* [EXERCISE DETAILS]:
Go through the lines below. Copy those with "information".

[Stored data]

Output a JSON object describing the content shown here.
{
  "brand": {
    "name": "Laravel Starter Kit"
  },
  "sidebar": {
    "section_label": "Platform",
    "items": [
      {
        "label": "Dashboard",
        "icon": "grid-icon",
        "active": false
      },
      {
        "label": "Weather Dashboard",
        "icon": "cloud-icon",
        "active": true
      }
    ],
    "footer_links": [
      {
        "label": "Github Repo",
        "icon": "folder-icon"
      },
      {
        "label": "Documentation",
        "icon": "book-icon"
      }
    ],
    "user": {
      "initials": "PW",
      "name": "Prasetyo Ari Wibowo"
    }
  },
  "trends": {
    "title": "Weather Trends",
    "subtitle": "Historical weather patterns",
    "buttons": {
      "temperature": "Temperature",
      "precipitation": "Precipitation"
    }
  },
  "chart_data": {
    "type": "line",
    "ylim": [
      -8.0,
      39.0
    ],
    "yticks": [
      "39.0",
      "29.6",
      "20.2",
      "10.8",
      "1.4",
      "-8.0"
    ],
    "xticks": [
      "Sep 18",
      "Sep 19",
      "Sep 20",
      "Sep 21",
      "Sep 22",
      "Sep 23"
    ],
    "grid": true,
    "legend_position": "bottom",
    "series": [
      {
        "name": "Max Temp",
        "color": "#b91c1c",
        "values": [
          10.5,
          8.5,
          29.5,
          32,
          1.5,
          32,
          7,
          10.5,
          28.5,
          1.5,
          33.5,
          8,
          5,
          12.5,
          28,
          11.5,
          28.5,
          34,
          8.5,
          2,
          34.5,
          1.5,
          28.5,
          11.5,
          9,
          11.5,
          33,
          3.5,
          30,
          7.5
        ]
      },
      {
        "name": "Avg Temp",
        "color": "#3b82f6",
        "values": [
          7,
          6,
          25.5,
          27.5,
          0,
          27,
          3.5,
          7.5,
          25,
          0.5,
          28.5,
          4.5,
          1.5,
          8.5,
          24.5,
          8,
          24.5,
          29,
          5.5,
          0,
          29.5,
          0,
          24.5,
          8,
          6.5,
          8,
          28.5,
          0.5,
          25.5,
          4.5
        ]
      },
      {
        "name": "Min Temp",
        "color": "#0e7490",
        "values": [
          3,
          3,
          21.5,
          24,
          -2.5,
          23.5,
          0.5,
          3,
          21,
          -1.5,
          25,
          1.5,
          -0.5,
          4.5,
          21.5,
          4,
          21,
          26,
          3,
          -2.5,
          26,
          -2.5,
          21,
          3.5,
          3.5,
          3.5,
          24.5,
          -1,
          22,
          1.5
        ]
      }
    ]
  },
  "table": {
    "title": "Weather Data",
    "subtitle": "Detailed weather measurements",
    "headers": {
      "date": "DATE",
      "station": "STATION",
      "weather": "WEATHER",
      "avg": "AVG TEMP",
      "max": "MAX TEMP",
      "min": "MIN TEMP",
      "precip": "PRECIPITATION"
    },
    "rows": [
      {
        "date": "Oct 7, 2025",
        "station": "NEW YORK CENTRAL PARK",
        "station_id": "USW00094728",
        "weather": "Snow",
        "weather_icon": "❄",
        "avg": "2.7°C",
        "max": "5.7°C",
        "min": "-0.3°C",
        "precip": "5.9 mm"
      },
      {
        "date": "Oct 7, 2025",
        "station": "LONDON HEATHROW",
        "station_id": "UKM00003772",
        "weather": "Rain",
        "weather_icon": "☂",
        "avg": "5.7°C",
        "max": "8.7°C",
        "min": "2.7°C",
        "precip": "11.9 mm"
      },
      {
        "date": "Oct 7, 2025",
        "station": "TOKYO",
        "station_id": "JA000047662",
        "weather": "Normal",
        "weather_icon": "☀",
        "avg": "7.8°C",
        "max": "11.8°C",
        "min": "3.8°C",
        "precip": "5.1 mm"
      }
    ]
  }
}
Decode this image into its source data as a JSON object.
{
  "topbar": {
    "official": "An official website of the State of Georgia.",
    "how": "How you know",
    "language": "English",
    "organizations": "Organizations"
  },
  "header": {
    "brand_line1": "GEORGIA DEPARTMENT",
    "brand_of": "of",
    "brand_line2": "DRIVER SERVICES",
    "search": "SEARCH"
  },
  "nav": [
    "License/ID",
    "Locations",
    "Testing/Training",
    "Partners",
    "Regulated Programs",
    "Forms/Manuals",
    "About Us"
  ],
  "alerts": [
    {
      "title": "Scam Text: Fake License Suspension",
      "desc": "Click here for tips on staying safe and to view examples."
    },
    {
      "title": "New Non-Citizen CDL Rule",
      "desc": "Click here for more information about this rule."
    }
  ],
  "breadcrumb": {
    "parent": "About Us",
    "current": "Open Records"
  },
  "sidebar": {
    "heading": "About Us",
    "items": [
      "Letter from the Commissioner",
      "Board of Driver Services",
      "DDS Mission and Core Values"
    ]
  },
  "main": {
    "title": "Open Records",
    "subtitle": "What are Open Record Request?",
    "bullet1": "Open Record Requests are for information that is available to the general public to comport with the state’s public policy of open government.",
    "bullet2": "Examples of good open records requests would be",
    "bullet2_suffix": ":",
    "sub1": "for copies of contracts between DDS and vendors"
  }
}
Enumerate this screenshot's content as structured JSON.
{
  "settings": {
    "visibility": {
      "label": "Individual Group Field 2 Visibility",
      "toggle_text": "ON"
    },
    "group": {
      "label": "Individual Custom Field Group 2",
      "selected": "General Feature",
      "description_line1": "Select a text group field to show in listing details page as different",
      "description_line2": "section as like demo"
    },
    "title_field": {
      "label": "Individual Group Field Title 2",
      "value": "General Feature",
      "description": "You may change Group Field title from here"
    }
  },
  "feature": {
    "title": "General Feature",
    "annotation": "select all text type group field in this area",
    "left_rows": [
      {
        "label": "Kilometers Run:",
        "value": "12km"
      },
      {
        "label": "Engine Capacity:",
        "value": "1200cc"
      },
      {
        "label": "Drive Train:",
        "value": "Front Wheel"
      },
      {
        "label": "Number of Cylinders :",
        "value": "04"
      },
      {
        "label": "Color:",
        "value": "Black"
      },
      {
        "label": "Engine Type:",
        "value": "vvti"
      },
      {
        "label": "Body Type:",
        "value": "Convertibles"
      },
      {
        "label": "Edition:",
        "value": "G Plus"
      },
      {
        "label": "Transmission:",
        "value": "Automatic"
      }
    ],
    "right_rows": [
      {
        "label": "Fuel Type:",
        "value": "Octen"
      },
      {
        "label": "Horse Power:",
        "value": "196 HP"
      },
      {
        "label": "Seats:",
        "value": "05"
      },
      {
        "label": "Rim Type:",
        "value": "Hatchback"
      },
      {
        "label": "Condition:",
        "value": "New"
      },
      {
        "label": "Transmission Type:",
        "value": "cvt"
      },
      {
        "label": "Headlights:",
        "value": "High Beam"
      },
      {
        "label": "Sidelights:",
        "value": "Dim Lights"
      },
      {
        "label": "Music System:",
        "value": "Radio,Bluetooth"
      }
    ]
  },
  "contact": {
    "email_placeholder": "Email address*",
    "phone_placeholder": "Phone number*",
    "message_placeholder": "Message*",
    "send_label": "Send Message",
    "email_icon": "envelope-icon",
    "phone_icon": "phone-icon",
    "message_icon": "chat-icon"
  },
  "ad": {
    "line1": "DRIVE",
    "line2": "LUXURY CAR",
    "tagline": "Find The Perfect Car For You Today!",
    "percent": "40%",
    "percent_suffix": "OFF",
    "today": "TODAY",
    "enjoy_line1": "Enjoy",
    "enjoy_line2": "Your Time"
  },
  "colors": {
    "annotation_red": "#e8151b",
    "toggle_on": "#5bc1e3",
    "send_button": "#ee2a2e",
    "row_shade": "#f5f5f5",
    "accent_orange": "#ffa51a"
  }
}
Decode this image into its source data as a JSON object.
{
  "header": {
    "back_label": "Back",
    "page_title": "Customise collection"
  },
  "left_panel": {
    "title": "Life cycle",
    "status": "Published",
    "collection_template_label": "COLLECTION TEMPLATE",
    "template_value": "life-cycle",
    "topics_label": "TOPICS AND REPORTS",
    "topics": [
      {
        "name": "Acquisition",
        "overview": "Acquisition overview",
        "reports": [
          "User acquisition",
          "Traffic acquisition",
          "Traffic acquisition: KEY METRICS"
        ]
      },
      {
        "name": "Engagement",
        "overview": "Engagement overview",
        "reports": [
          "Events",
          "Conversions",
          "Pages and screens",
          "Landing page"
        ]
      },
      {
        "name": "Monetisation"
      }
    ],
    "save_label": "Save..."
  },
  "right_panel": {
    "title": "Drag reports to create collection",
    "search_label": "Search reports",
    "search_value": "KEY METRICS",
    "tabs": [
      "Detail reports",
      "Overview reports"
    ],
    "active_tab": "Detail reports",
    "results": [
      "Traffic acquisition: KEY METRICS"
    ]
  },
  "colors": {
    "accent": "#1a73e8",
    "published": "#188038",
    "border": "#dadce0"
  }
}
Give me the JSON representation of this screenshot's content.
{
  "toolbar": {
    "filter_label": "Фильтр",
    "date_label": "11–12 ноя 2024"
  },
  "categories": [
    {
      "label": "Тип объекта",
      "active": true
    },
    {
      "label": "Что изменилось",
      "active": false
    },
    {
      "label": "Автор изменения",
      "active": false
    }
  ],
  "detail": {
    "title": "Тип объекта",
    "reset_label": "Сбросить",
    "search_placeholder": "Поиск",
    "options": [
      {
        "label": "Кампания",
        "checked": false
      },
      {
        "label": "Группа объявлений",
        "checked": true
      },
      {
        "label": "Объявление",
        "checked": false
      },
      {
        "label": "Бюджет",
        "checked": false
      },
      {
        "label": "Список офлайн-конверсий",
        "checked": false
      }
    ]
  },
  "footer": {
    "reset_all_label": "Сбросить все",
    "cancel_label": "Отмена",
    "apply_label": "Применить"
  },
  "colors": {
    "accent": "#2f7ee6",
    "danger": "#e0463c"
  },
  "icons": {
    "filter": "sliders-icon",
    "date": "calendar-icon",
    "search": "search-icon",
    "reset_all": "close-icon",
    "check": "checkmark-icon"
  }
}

* [RESPONSE TO THIS TASK]:
      "desc": "Click here for more information about this rule."
    "bullet1": "Open Record Requests are for information that is available to the general public to comport with the state’s public policy of open government.",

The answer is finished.